A riqueza da fecunda graça de Deus e a frutuosidade de uma fé obediente e perseverante (30)
O Espírito ora conosco e por nós. Ele, juntamente com Cristo, em esferas diferentes, intercede por nós: “Cristo intercede por nós no céu, e o Espírito Santo na terra. Cristo nosso Santo Cabeça, estando ausente de nós, intercede fora de nós; o Espírito Santo nosso Consolador intercede em nosso próprio coração quando Ele o santifica como Seu templo”, contrasta Kuyper (1837-1920).[1]
A intercessão de Cristo respalda-se nos Seus merecimentos, obtendo para os Seus eleitos, os frutos da Sua Obra expiatória (Rm 8.34; Hb 7.25; 1Jo 2.1).[2]
Creio ser necessário enfatizar que a intercessão de Cristo não minimiza o nosso pecado nem atenua a nossa responsabilidade. O Pai sabe que somos pecadores contumazes. O Filho nos conhece bem. O Espírito que opera em nós vivencia a nossa teimosia e capacidade quase invencível em fazer o mal e perseverar nele. Por isso, não há tons amenos na intercessão do Filho a nosso favor. Porém, há a dignidade daquele que nos representa junto ao Pai. Ele cumpriu todas as demandas da Lei em nosso lugar. Nos vestiu com a capa de sua santa justiça e nos apresenta imaculados diante da majestade do Pai. A intercessão de Cristo é uma antecipação do que teremos na glorificação futura. A Igreja será uma expressão alegre da majestosa obra da Trindade revelada no Filho (Jd 24-25).
O Espírito, por sua vez, intercede por nós considerando as nossas necessidades vitais e costumeiramente imperceptíveis aos nossos próprios olhos.
Calvino observou que na oração, “a língua nem sempre é necessária, mas a oração verdadeira não pode carecer de inteligência e de afeto de ânimo”,[3] a saber: “O primeiro, que sintamos nossa pobreza e miséria, e que este sentimento gere dor e angústia em nossos ânimos. O segundo, que estejamos inflamados com um veemente e verdadeiro desejo de alcançar misericórdia de Deus, e que este desejo acenda em nós o ardor de orar”.[4]
Spener (1635-1705), falando sobre a oração, segue uma linha semelhante:
Não é suficiente que se ore exteriormente, com a boca, pois a oração verdadeira e mais necessária acontece no nosso ser interior, podendo expressar-se em palavras ou permanecer na alma, mas, de qualquer maneira, lá acha e encontra Deus.[5]
O Espírito, que procede do Pai e do Filho, é Quem nos guia em nossas orações, fazendo-nos orar corretamente ao Pai. De fato, Deus propiciou para nós todos os elementos fundamentais para a nossa santificação (2Pe 1.3). A ação do Espírito aponta nesta direção, indicando também, que as nossas orações são “imperfeitas, imaturas, e insuficientes”, por isso Ele nos auxilia, nos ensinando a orar como convém.

**Registros listados:**
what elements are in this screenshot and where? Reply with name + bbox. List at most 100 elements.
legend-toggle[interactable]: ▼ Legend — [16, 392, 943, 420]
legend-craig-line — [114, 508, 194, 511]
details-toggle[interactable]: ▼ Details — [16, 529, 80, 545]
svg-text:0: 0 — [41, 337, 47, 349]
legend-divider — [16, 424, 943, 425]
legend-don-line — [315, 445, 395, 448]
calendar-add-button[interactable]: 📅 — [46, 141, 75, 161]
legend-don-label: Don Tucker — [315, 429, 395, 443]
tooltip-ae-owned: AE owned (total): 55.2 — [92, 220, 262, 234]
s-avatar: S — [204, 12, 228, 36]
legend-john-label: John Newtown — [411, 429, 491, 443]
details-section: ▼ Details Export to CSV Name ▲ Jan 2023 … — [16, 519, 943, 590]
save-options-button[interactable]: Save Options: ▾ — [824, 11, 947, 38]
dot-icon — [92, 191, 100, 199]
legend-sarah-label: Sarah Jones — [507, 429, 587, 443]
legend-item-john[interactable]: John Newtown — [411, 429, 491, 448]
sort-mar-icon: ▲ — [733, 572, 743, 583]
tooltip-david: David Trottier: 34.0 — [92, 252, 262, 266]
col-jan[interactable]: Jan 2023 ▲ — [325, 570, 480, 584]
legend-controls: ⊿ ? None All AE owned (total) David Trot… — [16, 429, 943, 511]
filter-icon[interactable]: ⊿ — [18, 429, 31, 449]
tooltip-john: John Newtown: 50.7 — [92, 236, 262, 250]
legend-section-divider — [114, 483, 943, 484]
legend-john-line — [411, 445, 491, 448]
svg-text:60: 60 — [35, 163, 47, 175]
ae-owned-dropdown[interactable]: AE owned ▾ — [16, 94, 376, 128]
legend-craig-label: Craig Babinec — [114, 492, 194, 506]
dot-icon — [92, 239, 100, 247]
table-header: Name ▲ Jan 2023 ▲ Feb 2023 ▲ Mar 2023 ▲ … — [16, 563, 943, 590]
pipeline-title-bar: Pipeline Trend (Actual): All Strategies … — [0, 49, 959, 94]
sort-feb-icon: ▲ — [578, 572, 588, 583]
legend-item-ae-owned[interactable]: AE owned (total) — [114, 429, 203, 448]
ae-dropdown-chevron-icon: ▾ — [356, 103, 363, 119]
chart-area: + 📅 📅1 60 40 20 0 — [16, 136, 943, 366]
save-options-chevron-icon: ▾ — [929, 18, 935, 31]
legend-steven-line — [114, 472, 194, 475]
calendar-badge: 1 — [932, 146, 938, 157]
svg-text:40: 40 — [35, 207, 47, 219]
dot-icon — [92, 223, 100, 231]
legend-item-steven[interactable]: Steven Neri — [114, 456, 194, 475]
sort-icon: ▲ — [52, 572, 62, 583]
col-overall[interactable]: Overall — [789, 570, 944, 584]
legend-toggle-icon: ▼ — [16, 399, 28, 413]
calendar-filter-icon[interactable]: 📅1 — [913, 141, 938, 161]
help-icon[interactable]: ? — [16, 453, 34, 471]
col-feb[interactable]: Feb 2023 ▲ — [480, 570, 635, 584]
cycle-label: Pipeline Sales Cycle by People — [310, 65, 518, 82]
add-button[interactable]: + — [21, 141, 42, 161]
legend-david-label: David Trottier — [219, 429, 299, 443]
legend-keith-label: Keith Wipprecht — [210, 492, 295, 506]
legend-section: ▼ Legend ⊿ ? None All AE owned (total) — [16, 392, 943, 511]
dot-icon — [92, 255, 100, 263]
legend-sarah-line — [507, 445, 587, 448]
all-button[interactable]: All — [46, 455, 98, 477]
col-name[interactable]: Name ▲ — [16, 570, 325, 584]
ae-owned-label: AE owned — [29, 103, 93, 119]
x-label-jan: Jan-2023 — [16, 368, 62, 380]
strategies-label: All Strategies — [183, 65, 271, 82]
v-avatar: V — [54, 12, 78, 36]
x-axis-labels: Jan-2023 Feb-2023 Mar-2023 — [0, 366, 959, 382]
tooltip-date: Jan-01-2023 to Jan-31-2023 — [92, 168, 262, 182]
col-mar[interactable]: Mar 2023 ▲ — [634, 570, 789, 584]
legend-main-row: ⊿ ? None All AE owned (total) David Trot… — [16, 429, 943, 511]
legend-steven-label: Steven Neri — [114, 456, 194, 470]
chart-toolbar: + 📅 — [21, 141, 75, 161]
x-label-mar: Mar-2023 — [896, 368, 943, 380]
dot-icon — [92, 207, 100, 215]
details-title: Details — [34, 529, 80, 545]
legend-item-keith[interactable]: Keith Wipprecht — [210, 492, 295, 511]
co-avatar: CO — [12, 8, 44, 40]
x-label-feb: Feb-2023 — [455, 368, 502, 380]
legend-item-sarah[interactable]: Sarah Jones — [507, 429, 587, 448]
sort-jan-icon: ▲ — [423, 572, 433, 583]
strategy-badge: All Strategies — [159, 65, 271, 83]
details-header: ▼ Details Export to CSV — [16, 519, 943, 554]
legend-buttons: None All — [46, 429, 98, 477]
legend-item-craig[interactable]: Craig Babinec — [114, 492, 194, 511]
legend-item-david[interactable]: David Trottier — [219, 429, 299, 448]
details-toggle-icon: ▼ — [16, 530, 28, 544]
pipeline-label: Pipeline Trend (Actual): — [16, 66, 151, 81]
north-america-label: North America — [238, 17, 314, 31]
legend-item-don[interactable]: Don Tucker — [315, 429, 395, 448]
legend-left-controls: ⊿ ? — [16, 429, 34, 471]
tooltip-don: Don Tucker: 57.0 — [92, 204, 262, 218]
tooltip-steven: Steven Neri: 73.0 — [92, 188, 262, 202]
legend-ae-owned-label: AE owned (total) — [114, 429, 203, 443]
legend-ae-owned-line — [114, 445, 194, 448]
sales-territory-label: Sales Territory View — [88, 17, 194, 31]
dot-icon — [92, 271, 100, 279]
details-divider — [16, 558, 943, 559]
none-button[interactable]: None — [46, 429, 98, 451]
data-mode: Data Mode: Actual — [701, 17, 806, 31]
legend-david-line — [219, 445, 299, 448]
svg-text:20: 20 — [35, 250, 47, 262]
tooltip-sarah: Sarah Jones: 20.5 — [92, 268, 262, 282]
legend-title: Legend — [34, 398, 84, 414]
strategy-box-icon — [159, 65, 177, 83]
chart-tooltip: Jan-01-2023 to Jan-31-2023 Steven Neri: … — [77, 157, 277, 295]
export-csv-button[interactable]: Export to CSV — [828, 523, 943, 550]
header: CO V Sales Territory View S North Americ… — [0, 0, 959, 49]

**O que fazer:**
(a) Responda, com base no texto sobre a intercessão de Cristo e do Espírito:
(i) Segundo a citação de Kuyper, onde o Espírito Santo intercede por nós?
(ii) Entre que anos viveu Spener, conforme o texto?
(iii) Para Calvino, o que nem sempre é necessário na oração?
(b) Relate todas as linhas dos registros em que aparece a palavra "divider". Diferencie maiúsculas de minúsculas.

**Respostas por tarefa:**
(a)
(i) Na terra, em nosso próprio coração.
(ii) Entre 1635 e 1705.
(iii) A língua.

(b)
legend-divider — [16, 424, 943, 425]
legend-section-divider — [114, 483, 943, 484]
details-divider — [16, 558, 943, 559]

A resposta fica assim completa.